## [USING THE INFORMATION]
[A] In the post about writing as therapy, what is the title of the story written to relieve stress?
[B] Please pick up the post about writing as therapy after its final sentence and carry it on in the same voice.

## [PAGE EXTRACT]
--- START ---
Yesterday while at work, it was a stressful day. Mostly of my own making, but nevertheless, a day that when I arrived at home, I knew I needed to relieve the stress. So I wrote the story Come Sail Away. For me, it was an easy story to write. I had the framework all set up by the song. Simply a matter of filling in details to make it work.
Was it a good story? Quite frankly, I don’t know and don’t really care. It succeeded by completely relieving my stress levels. Writing is a form of therapy for me. Not only does it help with stress, but I can also explore my inner angst in the story. I’m not going to spoil it and spell out what small inner angst I was working on during the story. That is for me and me alone.
So why am I telling you this? Simply put, be prepared for more stories and writings that will allow me to conduct an internal therapy session. You see, I have a lot of unresolved issues in my life and quite a few resentments. I could as I have done, keep all of that bottled up, but I found yesterday that it was a huge weight off my shoulders. Thinking about it today, I realized that I liked that feeling and I’m ready for more of it. Of course, some of the stories that are bubbling in my mad little brain right now may be incomprehensible to most readers.
--- END ---
## [MATERIAL SUPPLIED]
--- START ---
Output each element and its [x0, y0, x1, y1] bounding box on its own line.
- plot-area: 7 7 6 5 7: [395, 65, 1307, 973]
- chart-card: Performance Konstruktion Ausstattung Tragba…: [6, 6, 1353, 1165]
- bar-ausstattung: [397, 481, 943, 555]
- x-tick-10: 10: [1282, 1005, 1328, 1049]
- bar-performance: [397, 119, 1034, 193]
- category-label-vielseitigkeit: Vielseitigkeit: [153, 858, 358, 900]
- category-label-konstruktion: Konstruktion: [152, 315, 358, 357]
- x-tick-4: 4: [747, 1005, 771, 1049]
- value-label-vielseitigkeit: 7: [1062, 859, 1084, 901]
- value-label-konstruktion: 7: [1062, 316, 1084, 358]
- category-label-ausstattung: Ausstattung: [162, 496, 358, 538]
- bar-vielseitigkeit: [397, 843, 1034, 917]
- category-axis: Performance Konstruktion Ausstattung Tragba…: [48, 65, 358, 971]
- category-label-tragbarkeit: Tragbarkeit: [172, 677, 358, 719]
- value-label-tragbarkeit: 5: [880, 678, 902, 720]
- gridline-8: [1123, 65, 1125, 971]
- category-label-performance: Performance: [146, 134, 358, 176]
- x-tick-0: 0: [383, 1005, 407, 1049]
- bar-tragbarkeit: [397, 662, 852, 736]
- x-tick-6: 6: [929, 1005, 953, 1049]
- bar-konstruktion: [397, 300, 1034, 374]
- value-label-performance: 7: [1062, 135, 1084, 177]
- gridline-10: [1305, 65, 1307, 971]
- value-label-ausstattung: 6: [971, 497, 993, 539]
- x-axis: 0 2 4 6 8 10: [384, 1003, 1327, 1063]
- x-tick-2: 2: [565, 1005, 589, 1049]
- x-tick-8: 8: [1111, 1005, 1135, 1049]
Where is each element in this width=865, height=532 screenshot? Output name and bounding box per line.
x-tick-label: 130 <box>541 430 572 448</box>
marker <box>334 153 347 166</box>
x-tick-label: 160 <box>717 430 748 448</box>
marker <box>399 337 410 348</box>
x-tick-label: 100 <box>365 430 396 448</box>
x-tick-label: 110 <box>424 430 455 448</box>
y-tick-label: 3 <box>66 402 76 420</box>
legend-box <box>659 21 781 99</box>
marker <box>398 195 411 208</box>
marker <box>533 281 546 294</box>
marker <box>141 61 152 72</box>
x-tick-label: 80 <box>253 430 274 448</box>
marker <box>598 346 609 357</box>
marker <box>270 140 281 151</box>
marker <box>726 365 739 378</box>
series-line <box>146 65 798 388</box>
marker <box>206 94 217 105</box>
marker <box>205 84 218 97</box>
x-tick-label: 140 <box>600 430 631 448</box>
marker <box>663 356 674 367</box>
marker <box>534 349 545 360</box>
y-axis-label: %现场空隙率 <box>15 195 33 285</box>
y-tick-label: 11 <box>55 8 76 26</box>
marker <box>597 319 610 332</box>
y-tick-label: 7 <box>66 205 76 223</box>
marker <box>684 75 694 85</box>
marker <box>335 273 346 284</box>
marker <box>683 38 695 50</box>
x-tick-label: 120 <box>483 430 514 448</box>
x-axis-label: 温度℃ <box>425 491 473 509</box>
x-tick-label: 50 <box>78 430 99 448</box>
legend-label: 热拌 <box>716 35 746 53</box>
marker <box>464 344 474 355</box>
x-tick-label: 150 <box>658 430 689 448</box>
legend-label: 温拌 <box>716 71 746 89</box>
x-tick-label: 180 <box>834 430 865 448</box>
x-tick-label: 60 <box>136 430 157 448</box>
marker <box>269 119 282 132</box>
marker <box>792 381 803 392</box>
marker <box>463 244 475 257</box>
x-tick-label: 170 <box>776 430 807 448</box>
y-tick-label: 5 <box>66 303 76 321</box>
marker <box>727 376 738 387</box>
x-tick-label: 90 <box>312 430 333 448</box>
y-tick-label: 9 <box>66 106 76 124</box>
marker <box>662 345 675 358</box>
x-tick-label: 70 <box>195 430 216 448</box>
--- END ---
## [ANSWERS FOR THE EXERCISE]
[A] Come Sail Away.

[B]
Shoot, they probably will be a mystery to me also when I write them. Only by reflecting on the story the next day is there going to be a possibility of me recognizing what inner turmoil I am working through. Needless to say, it’s going to be a wild ride and there may be some shocking stuff that I write. I’m giving myself permission to run amok with my thoughts.
Sure going to be interesting to see how this turns out. Don’t you think?